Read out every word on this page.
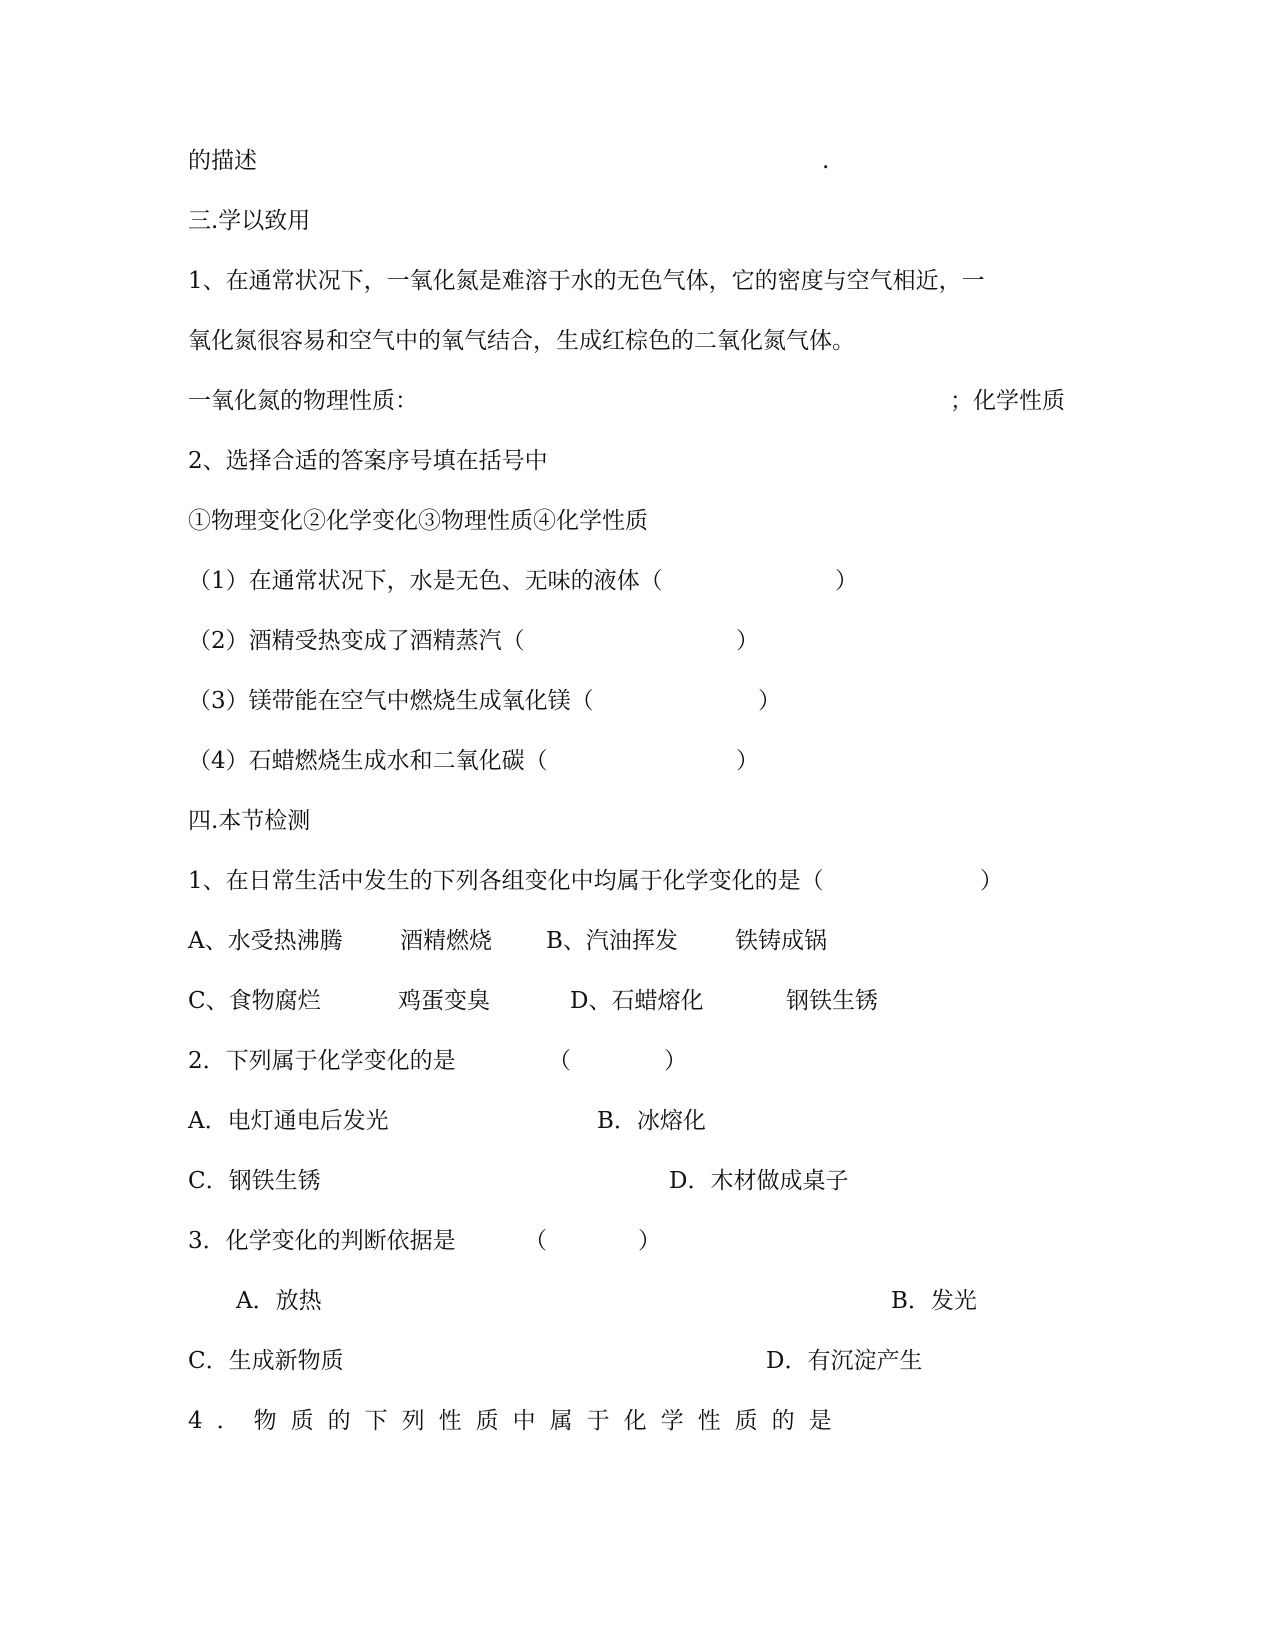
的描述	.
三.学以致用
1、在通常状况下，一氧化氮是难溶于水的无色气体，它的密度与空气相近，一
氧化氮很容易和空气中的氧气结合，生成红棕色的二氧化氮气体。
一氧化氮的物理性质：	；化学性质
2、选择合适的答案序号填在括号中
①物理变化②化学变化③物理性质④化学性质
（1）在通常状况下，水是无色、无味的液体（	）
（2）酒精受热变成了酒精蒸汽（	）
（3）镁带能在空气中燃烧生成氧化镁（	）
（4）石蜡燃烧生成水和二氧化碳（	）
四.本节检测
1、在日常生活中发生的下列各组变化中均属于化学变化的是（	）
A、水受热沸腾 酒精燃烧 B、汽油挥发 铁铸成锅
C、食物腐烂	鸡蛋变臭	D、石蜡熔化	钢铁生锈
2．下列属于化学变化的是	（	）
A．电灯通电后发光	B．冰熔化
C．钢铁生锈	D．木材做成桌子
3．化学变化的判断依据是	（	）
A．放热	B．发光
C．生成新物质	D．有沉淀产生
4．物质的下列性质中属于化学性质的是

=======

Restate the full listing verbatim and drop every picture.

Expected answer ->
Read out every word on this page.
的描述	.
三.学以致用
1、在通常状况下，一氧化氮是难溶于水的无色气体，它的密度与空气相近，一
氧化氮很容易和空气中的氧气结合，生成红棕色的二氧化氮气体。
一氧化氮的物理性质：	；化学性质
2、选择合适的答案序号填在括号中
①物理变化②化学变化③物理性质④化学性质
（1）在通常状况下，水是无色、无味的液体（	）
（2）酒精受热变成了酒精蒸汽（	）
（3）镁带能在空气中燃烧生成氧化镁（	）
（4）石蜡燃烧生成水和二氧化碳（	）
四.本节检测
1、在日常生活中发生的下列各组变化中均属于化学变化的是（	）
A、水受热沸腾 酒精燃烧 B、汽油挥发 铁铸成锅
C、食物腐烂	鸡蛋变臭	D、石蜡熔化	钢铁生锈
2．下列属于化学变化的是	（	）
A．电灯通电后发光	B．冰熔化
C．钢铁生锈	D．木材做成桌子
3．化学变化的判断依据是	（	）
A．放热	B．发光
C．生成新物质	D．有沉淀产生
4．物质的下列性质中属于化学性质的是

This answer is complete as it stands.